[Records about charts and figures]:
━━━━━━━━━━━━━━━━━━━━━━━━━━━━━━
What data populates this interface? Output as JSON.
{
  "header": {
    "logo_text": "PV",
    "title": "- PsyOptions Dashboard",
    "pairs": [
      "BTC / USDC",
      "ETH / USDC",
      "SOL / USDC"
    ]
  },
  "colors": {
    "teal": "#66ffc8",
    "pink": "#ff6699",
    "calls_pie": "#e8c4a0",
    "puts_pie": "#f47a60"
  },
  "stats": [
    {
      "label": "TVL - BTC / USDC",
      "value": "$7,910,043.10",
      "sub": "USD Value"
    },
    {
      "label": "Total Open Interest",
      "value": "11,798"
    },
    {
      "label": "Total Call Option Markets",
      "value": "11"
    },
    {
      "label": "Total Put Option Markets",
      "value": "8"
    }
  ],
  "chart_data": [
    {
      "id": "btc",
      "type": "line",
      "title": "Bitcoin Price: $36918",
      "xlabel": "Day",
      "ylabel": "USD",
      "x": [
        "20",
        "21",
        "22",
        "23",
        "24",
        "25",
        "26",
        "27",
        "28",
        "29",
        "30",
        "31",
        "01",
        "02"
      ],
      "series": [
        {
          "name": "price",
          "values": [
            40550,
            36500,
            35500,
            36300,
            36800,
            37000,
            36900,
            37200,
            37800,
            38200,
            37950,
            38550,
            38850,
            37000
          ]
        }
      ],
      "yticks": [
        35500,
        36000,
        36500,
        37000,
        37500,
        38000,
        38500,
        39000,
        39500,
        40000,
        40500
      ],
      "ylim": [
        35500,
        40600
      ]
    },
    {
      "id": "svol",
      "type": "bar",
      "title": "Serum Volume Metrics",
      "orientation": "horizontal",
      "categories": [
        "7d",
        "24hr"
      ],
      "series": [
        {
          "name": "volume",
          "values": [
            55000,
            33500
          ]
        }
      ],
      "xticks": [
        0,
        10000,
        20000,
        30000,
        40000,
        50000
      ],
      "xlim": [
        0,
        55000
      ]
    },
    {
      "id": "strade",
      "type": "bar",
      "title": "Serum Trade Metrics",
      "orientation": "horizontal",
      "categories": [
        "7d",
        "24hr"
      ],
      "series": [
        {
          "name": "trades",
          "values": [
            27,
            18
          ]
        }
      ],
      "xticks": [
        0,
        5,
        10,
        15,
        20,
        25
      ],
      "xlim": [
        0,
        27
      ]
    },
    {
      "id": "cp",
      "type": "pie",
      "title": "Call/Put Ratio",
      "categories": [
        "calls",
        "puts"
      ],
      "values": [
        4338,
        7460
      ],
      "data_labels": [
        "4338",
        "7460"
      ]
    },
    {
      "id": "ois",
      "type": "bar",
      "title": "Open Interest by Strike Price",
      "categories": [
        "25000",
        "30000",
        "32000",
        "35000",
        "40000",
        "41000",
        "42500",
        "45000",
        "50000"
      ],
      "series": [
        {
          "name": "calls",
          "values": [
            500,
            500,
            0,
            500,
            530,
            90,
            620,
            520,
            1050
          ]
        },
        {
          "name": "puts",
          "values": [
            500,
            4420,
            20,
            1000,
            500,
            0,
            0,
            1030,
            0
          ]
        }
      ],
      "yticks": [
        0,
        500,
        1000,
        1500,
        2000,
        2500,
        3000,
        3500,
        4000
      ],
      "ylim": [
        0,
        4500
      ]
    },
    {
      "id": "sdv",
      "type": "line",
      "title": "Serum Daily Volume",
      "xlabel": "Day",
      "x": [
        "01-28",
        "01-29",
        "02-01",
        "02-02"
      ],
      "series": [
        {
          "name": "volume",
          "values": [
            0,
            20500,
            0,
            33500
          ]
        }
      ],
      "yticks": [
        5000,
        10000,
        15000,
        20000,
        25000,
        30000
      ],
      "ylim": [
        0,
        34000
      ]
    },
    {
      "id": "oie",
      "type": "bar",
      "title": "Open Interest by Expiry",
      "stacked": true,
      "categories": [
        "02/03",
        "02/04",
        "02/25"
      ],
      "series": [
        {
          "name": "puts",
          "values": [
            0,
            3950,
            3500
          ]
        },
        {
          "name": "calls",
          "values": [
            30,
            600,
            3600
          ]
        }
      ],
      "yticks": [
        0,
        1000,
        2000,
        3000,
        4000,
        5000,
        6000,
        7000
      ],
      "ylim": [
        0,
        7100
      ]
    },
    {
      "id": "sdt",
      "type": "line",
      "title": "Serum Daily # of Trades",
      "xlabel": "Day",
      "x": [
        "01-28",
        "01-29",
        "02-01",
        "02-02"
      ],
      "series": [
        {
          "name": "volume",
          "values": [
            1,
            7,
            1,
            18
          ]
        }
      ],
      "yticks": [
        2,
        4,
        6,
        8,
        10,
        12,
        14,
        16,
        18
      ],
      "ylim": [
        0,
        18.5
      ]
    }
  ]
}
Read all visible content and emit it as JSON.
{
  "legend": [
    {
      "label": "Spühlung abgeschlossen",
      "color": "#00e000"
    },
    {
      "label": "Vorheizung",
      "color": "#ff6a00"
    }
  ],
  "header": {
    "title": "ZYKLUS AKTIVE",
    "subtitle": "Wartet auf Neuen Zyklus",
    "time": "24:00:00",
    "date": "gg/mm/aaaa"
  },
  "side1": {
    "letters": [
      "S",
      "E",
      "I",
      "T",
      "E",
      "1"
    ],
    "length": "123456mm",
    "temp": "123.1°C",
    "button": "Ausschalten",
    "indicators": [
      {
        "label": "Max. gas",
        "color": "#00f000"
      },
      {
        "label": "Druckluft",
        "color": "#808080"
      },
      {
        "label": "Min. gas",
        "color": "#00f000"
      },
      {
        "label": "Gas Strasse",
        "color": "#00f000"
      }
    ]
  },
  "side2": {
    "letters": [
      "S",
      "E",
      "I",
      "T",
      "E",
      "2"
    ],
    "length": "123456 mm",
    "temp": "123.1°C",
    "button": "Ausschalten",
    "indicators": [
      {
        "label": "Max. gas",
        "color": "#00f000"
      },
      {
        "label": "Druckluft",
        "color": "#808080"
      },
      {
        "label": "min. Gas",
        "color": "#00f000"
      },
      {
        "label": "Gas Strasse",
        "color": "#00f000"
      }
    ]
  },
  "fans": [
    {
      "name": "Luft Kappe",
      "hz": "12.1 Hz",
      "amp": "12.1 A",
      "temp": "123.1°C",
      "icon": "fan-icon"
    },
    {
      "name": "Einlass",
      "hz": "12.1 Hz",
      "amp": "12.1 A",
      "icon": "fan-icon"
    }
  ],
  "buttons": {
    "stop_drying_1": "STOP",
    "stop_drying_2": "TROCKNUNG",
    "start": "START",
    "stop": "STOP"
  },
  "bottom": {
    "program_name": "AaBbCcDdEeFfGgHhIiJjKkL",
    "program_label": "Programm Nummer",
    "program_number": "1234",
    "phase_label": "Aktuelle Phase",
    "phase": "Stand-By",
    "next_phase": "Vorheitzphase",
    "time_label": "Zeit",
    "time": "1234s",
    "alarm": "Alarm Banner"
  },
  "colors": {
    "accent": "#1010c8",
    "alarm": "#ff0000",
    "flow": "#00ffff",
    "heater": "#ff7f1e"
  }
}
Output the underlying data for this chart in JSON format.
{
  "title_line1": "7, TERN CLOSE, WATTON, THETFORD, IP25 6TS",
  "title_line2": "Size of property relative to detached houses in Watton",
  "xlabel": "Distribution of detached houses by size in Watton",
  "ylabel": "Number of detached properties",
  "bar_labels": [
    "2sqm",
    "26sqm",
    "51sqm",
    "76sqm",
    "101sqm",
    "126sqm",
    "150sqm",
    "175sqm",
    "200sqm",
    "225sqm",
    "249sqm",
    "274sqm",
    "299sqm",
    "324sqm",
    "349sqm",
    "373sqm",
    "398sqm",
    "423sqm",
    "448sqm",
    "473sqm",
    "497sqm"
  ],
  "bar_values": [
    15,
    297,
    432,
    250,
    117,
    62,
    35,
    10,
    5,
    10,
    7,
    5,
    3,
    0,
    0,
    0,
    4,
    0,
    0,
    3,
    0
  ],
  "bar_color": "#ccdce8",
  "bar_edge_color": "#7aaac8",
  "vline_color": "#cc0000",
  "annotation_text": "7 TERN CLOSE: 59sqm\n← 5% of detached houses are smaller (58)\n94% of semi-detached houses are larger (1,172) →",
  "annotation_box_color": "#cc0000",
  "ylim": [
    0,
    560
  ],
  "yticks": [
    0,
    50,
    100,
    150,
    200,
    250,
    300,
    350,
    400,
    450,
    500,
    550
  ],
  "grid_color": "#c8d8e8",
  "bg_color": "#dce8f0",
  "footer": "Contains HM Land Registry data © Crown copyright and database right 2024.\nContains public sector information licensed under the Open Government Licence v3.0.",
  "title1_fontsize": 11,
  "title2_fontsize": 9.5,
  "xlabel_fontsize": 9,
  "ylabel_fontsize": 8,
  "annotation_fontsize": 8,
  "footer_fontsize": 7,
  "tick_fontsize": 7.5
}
━━━━━━━━━━━━━━━━━━━━━━━━━━━━━━
Find all the lines containing "CLOSE" in the material, then copy them.

  "title_line1": "7, TERN CLOSE, WATTON, THETFORD, IP25 6TS",
  "annotation_text": "7 TERN CLOSE: 59sqm\n← 5% of detached houses are smaller (58)\n94% of semi-detached houses are larger (1,172) →",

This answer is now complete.